*Requirements*
Look through the data for the string "this". Copy every line where it is found.

*Data rows*
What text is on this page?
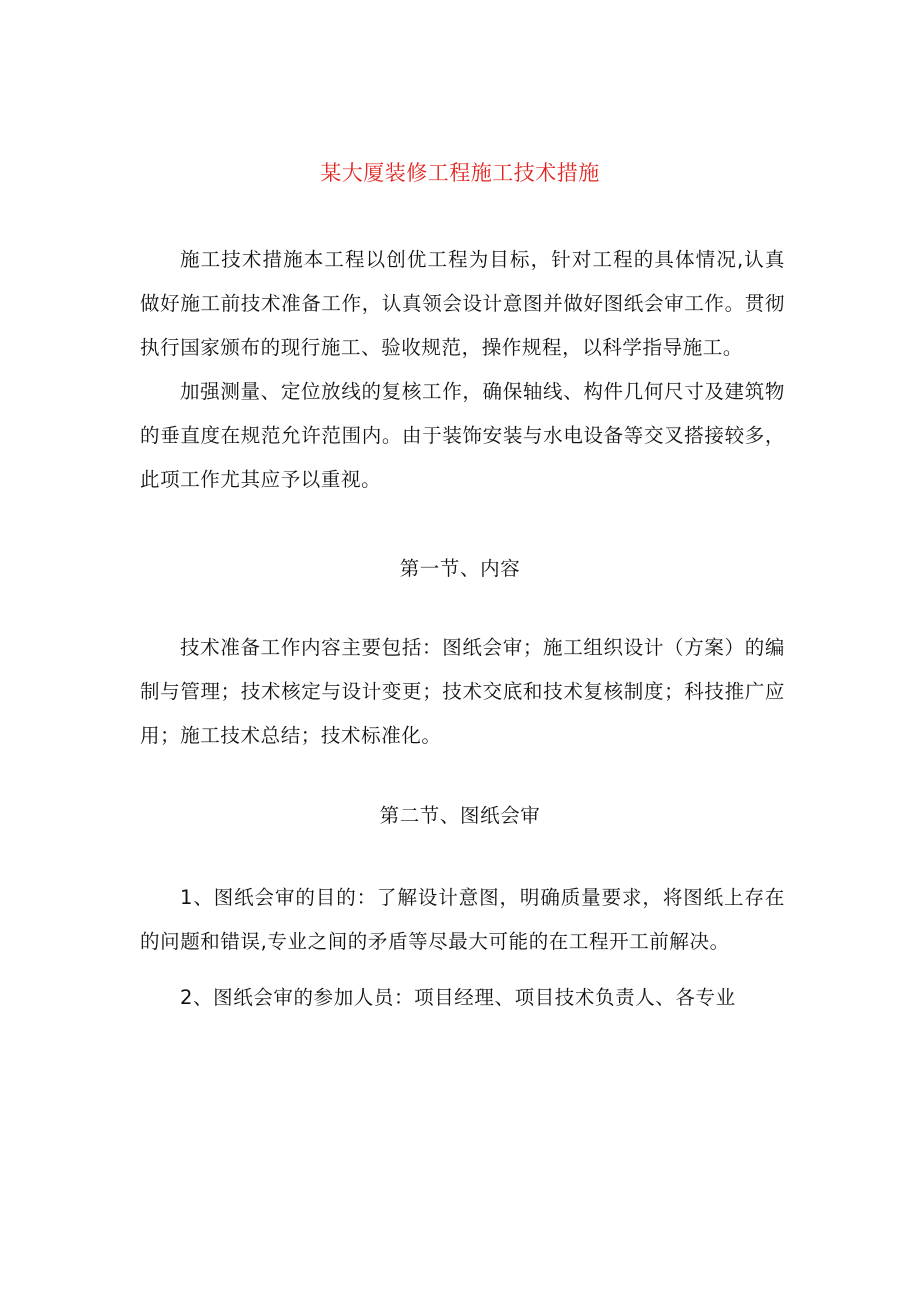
某大厦装修工程施工技术措施

施工技术措施本工程以创优工程为目标，针对工程的具体情况,认真做好施工前技术准备工作，认真领会设计意图并做好图纸会审工作。贯彻执行国家颁布的现行施工、验收规范，操作规程，以科学指导施工。

加强测量、定位放线的复核工作，确保轴线、构件几何尺寸及建筑物的垂直度在规范允许范围内。由于装饰安装与水电设备等交叉搭接较多，此项工作尤其应予以重视。

第一节、内容

技术准备工作内容主要包括：图纸会审；施工组织设计（方案）的编制与管理；技术核定与设计变更；技术交底和技术复核制度；科技推广应用；施工技术总结；技术标准化。

第二节、图纸会审

1、图纸会审的目的：了解设计意图，明确质量要求，将图纸上存在的问题和错误,专业之间的矛盾等尽最大可能的在工程开工前解决。

2、图纸会审的参加人员：项目经理、项目技术负责人、各专业
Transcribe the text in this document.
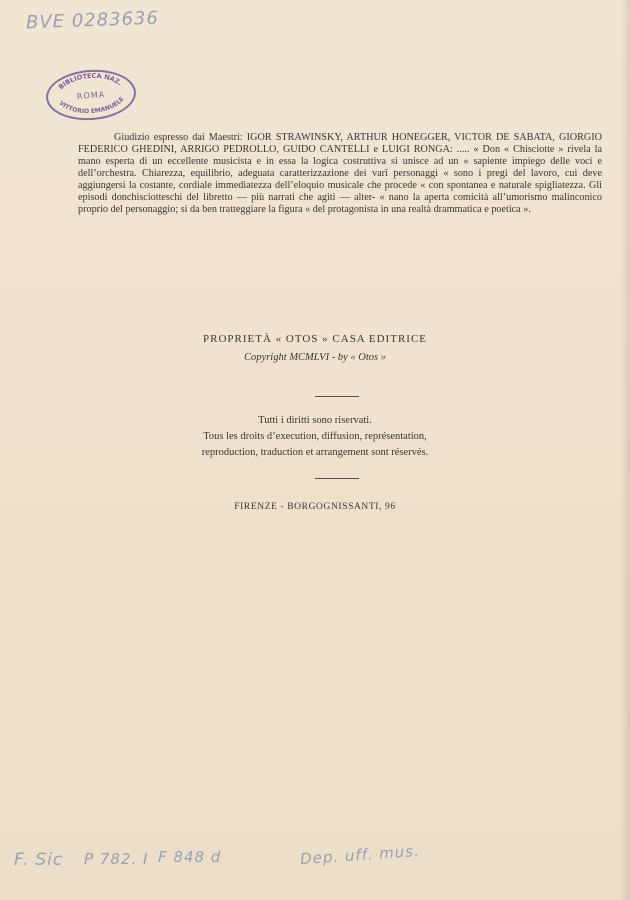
BVE 0283636
BIBLIOTECA NAZ.
ROMA
VITTORIO EMANUELE
Giudizio espresso dai Maestri: IGOR STRAWINSKY, ARTHUR HONEGGER, VICTOR DE SABATA, GIORGIO FEDERICO GHEDINI, ARRIGO PEDROLLO, GUIDO CANTELLI e LUIGI RONGA: ..... « Don « Chisciotte » rivela la mano esperta di un eccellente musicista e in essa la logica costruttiva si unisce ad un « sapiente impiego delle voci e dell’orchestra. Chiarezza, equilibrio, adeguata caratterizzazione dei varî personaggi « sono i pregi del lavoro, cui deve aggiungersi la costante, cordiale immediatezza dell’eloquio musicale che procede « con spontanea e naturale spigliatezza. Gli episodi donchisciotteschi del libretto — più narrati che agiti — alter- « nano la aperta comicità all’umorismo malinconico proprio del personaggio; si da ben tratteggiare la figura « del protagonista in una realtà drammatica e poetica ».
PROPRIETÀ « OTOS » CASA EDITRICE
Copyright MCMLVI - by « Otos »
Tutti i diritti sono riservati.
Tous les droits d’execution, diffusion, représentation,
reproduction, traduction et arrangement sont réservés.
FIRENZE - BORGOGNISSANTI, 96
F. Sic P 782. I F 848 d	Dep. uff. mus.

*Correct response*
What text is on this page?
Transcribe the text in this document.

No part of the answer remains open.